▶ [WHAT IS ASKED]
Convert each line of the records below into a JSON list of strings, with one string per line and no blank lines.

━━ RECORD EXTRACTS

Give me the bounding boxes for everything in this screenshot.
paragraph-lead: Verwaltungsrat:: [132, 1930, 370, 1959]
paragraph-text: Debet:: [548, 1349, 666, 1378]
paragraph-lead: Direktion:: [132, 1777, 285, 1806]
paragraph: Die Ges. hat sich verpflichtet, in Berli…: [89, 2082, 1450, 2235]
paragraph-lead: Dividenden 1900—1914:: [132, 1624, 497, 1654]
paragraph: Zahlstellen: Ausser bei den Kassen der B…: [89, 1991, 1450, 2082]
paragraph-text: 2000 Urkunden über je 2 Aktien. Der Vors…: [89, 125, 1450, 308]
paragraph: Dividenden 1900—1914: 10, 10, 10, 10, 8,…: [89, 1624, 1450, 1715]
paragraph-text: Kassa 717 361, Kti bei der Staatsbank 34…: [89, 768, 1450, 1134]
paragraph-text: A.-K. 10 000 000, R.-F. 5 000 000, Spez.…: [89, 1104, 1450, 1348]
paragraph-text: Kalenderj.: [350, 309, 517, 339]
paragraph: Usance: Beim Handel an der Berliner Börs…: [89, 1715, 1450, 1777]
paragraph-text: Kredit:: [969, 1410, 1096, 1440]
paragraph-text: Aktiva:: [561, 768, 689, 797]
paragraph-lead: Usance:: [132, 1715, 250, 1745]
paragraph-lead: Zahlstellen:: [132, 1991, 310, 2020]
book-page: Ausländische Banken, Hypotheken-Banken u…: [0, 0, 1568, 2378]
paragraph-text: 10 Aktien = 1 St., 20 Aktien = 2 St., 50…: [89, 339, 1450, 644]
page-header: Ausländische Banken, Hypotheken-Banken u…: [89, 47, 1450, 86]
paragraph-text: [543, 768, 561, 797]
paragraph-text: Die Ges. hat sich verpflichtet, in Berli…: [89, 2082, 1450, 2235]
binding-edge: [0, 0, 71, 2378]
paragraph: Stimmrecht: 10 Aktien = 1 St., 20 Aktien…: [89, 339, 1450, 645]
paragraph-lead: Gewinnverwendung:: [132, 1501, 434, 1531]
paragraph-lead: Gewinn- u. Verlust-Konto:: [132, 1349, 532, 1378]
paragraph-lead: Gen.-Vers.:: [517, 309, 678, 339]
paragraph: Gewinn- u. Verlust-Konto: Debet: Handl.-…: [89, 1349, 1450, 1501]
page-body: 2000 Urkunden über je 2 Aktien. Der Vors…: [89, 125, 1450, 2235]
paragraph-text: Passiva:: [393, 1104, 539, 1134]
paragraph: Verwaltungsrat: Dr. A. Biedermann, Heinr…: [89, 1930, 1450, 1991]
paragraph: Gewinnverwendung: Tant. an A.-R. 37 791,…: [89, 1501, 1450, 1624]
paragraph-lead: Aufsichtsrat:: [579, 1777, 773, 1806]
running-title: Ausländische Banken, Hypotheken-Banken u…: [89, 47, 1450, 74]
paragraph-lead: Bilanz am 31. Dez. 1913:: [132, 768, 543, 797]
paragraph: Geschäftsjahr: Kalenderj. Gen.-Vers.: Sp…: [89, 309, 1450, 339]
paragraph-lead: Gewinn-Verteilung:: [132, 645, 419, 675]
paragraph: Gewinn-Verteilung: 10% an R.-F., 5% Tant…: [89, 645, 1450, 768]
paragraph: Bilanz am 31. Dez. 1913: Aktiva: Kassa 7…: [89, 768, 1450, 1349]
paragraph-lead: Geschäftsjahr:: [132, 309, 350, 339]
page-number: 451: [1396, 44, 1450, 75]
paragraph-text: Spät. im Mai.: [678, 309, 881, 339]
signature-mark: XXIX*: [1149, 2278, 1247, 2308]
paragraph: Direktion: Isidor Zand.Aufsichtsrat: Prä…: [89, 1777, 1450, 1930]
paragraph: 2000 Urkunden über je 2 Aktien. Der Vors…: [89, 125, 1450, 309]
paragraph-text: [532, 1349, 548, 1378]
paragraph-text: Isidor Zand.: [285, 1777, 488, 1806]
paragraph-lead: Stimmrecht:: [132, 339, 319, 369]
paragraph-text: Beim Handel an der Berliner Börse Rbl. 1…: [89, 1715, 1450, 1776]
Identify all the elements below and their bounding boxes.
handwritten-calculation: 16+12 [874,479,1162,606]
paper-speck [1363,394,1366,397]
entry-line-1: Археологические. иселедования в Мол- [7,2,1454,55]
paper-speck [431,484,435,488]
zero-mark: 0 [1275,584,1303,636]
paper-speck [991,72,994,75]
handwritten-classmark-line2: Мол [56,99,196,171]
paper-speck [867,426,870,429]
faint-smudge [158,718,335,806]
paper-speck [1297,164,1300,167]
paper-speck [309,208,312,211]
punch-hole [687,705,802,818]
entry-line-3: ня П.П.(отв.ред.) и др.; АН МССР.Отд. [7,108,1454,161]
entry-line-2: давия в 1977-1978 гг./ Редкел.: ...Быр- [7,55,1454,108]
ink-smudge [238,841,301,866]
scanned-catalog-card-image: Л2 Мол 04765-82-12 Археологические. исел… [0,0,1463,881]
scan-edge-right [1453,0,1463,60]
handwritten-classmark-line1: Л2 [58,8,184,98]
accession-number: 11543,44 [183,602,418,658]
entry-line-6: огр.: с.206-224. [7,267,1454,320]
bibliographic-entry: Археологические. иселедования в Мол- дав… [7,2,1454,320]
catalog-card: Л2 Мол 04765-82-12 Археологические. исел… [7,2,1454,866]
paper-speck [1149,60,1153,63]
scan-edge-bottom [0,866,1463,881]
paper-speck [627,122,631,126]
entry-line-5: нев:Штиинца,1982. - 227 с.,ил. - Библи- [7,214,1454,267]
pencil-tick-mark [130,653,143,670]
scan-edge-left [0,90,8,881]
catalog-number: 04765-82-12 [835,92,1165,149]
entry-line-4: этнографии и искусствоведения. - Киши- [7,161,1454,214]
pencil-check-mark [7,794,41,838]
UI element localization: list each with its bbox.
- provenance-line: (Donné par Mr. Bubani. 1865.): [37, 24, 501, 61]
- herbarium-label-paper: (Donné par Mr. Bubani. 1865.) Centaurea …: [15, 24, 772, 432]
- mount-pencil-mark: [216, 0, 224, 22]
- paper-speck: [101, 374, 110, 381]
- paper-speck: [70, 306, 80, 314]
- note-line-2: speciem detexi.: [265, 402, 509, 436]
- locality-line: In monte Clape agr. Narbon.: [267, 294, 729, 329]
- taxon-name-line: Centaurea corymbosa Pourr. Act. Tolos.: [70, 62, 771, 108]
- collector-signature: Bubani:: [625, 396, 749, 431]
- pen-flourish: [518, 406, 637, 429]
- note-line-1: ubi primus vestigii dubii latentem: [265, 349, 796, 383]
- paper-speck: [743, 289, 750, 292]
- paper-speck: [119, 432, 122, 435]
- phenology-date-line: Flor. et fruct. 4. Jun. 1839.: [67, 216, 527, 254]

━━━━

▶ [SOLUTION FOR THIS EXERCISE]
[
  "Give me the bounding boxes for everything in this screenshot.",
  "paragraph-lead: Verwaltungsrat:: [132, 1930, 370, 1959]",
  "paragraph-text: Debet:: [548, 1349, 666, 1378]",
  "paragraph-lead: Direktion:: [132, 1777, 285, 1806]",
  "paragraph: Die Ges. hat sich verpflichtet, in Berli…: [89, 2082, 1450, 2235]",
  "paragraph-lead: Dividenden 1900—1914:: [132, 1624, 497, 1654]",
  "paragraph: Zahlstellen: Ausser bei den Kassen der B…: [89, 1991, 1450, 2082]",
  "paragraph-text: 2000 Urkunden über je 2 Aktien. Der Vors…: [89, 125, 1450, 308]",
  "paragraph: Dividenden 1900—1914: 10, 10, 10, 10, 8,…: [89, 1624, 1450, 1715]",
  "paragraph-text: Kassa 717 361, Kti bei der Staatsbank 34…: [89, 768, 1450, 1134]",
  "paragraph-text: A.-K. 10 000 000, R.-F. 5 000 000, Spez.…: [89, 1104, 1450, 1348]",
  "paragraph-text: Kalenderj.: [350, 309, 517, 339]",
  "paragraph: Usance: Beim Handel an der Berliner Börs…: [89, 1715, 1450, 1777]",
  "paragraph-text: Kredit:: [969, 1410, 1096, 1440]",
  "paragraph-text: Aktiva:: [561, 768, 689, 797]",
  "paragraph-lead: Usance:: [132, 1715, 250, 1745]",
  "paragraph-lead: Zahlstellen:: [132, 1991, 310, 2020]",
  "book-page: Ausländische Banken, Hypotheken-Banken u…: [0, 0, 1568, 2378]",
  "paragraph-text: 10 Aktien = 1 St., 20 Aktien = 2 St., 50…: [89, 339, 1450, 644]",
  "page-header: Ausländische Banken, Hypotheken-Banken u…: [89, 47, 1450, 86]",
  "paragraph-text: [543, 768, 561, 797]",
  "paragraph-text: Die Ges. hat sich verpflichtet, in Berli…: [89, 2082, 1450, 2235]",
  "binding-edge: [0, 0, 71, 2378]",
  "paragraph: Stimmrecht: 10 Aktien = 1 St., 20 Aktien…: [89, 339, 1450, 645]",
  "paragraph-lead: Gewinnverwendung:: [132, 1501, 434, 1531]",
  "paragraph-lead: Gewinn- u. Verlust-Konto:: [132, 1349, 532, 1378]",
  "paragraph-lead: Gen.-Vers.:: [517, 309, 678, 339]",
  "paragraph: Gewinn- u. Verlust-Konto: Debet: Handl.-…: [89, 1349, 1450, 1501]",
  "page-body: 2000 Urkunden über je 2 Aktien. Der Vors…: [89, 125, 1450, 2235]",
  "paragraph-text: Passiva:: [393, 1104, 539, 1134]",
  "paragraph: Verwaltungsrat: Dr. A. Biedermann, Heinr…: [89, 1930, 1450, 1991]",
  "paragraph: Gewinnverwendung: Tant. an A.-R. 37 791,…: [89, 1501, 1450, 1624]",
  "paragraph-lead: Aufsichtsrat:: [579, 1777, 773, 1806]",
  "running-title: Ausländische Banken, Hypotheken-Banken u…: [89, 47, 1450, 74]",
  "paragraph-lead: Bilanz am 31. Dez. 1913:: [132, 768, 543, 797]",
  "paragraph: Geschäftsjahr: Kalenderj. Gen.-Vers.: Sp…: [89, 309, 1450, 339]",
  "paragraph-lead: Gewinn-Verteilung:: [132, 645, 419, 675]",
  "paragraph: Gewinn-Verteilung: 10% an R.-F., 5% Tant…: [89, 645, 1450, 768]",
  "paragraph: Bilanz am 31. Dez. 1913: Aktiva: Kassa 7…: [89, 768, 1450, 1349]",
  "paragraph-lead: Geschäftsjahr:: [132, 309, 350, 339]",
  "page-number: 451: [1396, 44, 1450, 75]",
  "paragraph-text: Spät. im Mai.: [678, 309, 881, 339]",
  "signature-mark: XXIX*: [1149, 2278, 1247, 2308]",
  "paragraph: Direktion: Isidor Zand.Aufsichtsrat: Prä…: [89, 1777, 1450, 1930]",
  "paragraph: 2000 Urkunden über je 2 Aktien. Der Vors…: [89, 125, 1450, 309]",
  "paragraph-text: [532, 1349, 548, 1378]",
  "paragraph-text: Isidor Zand.: [285, 1777, 488, 1806]",
  "paragraph-lead: Stimmrecht:: [132, 339, 319, 369]",
  "paragraph-text: Beim Handel an der Berliner Börse Rbl. 1…: [89, 1715, 1450, 1776]",
  "Identify all the elements below and their bounding boxes.",
  "handwritten-calculation: 16+12 [874,479,1162,606]",
  "paper-speck [1363,394,1366,397]",
  "entry-line-1: Археологические. иселедования в Мол- [7,2,1454,55]",
  "paper-speck [431,484,435,488]",
  "zero-mark: 0 [1275,584,1303,636]",
  "paper-speck [991,72,994,75]",
  "handwritten-classmark-line2: Мол [56,99,196,171]",
  "paper-speck [867,426,870,429]",
  "faint-smudge [158,718,335,806]",
  "paper-speck [1297,164,1300,167]",
  "paper-speck [309,208,312,211]",
  "punch-hole [687,705,802,818]",
  "entry-line-3: ня П.П.(отв.ред.) и др.; АН МССР.Отд. [7,108,1454,161]",
  "entry-line-2: давия в 1977-1978 гг./ Редкел.: ...Быр- [7,55,1454,108]",
  "ink-smudge [238,841,301,866]",
  "scanned-catalog-card-image: Л2 Мол 04765-82-12 Археологические. исел… [0,0,1463,881]",
  "scan-edge-right [1453,0,1463,60]",
  "handwritten-classmark-line1: Л2 [58,8,184,98]",
  "accession-number: 11543,44 [183,602,418,658]",
  "entry-line-6: огр.: с.206-224. [7,267,1454,320]",
  "bibliographic-entry: Археологические. иселедования в Мол- дав… [7,2,1454,320]",
  "catalog-card: Л2 Мол 04765-82-12 Археологические. исел… [7,2,1454,866]",
  "paper-speck [1149,60,1153,63]",
  "scan-edge-bottom [0,866,1463,881]",
  "paper-speck [627,122,631,126]",
  "entry-line-5: нев:Штиинца,1982. - 227 с.,ил. - Библи- [7,214,1454,267]",
  "pencil-tick-mark [130,653,143,670]",
  "scan-edge-left [0,90,8,881]",
  "catalog-number: 04765-82-12 [835,92,1165,149]",
  "entry-line-4: этнографии и искусствоведения. - Киши- [7,161,1454,214]",
  "pencil-check-mark [7,794,41,838]",
  "UI element localization: list each with its bbox.",
  "- provenance-line: (Donné par Mr. Bubani. 1865.): [37, 24, 501, 61]",
  "- herbarium-label-paper: (Donné par Mr. Bubani. 1865.) Centaurea …: [15, 24, 772, 432]",
  "- mount-pencil-mark: [216, 0, 224, 22]",
  "- paper-speck: [101, 374, 110, 381]",
  "- paper-speck: [70, 306, 80, 314]",
  "- note-line-2: speciem detexi.: [265, 402, 509, 436]",
  "- locality-line: In monte Clape agr. Narbon.: [267, 294, 729, 329]",
  "- taxon-name-line: Centaurea corymbosa Pourr. Act. Tolos.: [70, 62, 771, 108]",
  "- collector-signature: Bubani:: [625, 396, 749, 431]",
  "- pen-flourish: [518, 406, 637, 429]",
  "- note-line-1: ubi primus vestigii dubii latentem: [265, 349, 796, 383]",
  "- paper-speck: [743, 289, 750, 292]",
  "- paper-speck: [119, 432, 122, 435]",
  "- phenology-date-line: Flor. et fruct. 4. Jun. 1839.: [67, 216, 527, 254]"
]